## Records to use:
+ + +

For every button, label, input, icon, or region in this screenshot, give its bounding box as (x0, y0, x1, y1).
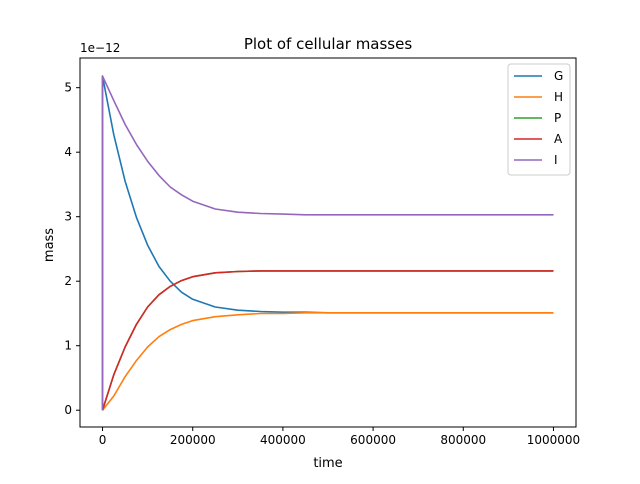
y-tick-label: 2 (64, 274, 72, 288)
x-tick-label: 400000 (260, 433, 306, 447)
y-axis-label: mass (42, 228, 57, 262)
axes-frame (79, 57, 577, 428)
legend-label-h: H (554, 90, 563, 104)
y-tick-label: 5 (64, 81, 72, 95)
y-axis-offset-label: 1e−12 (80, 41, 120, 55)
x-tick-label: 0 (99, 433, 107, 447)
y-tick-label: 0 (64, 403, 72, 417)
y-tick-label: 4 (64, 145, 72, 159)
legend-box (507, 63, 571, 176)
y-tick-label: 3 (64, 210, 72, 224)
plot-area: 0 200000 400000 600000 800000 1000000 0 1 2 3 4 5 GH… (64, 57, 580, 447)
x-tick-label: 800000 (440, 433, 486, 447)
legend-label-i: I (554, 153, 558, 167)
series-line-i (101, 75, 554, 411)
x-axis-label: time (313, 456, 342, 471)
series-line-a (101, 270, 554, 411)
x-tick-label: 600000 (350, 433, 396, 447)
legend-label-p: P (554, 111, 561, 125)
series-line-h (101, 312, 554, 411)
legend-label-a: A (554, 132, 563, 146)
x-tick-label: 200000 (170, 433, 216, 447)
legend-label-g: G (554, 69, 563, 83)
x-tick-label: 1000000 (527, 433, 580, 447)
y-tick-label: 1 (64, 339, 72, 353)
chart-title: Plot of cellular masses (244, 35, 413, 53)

+ + +

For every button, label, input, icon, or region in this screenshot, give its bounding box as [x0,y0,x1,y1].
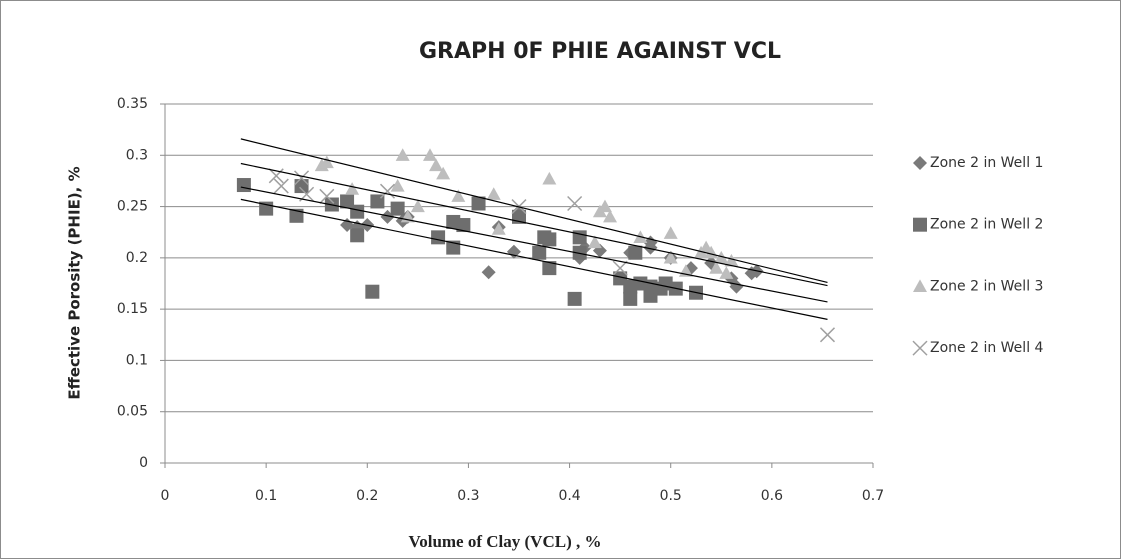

+ + +

## Instruction:
Could you rename "y-tick-label" to "y-axis-tick" in the stretch of records from the line containing "y0, x1, y1)." through the line containing "series-line-i (101, 75, 554, 411)", giving back only those lines with everything else unchanged and the pictures left out?

## Exercise result:
For every button, label, input, icon, or region in this screenshot, give its bounding box as (x0, y0, x1, y1).
y-axis-tick: 2 (64, 274, 72, 288)
x-tick-label: 400000 (260, 433, 306, 447)
y-axis-label: mass (42, 228, 57, 262)
axes-frame (79, 57, 577, 428)
legend-label-h: H (554, 90, 563, 104)
y-axis-tick: 5 (64, 81, 72, 95)
y-axis-offset-label: 1e−12 (80, 41, 120, 55)
x-tick-label: 0 (99, 433, 107, 447)
y-axis-tick: 0 (64, 403, 72, 417)
y-axis-tick: 4 (64, 145, 72, 159)
legend-box (507, 63, 571, 176)
y-axis-tick: 3 (64, 210, 72, 224)
plot-area: 0 200000 400000 600000 800000 1000000 0 1 2 3 4 5 GH… (64, 57, 580, 447)
x-tick-label: 800000 (440, 433, 486, 447)
legend-label-i: I (554, 153, 558, 167)
series-line-i (101, 75, 554, 411)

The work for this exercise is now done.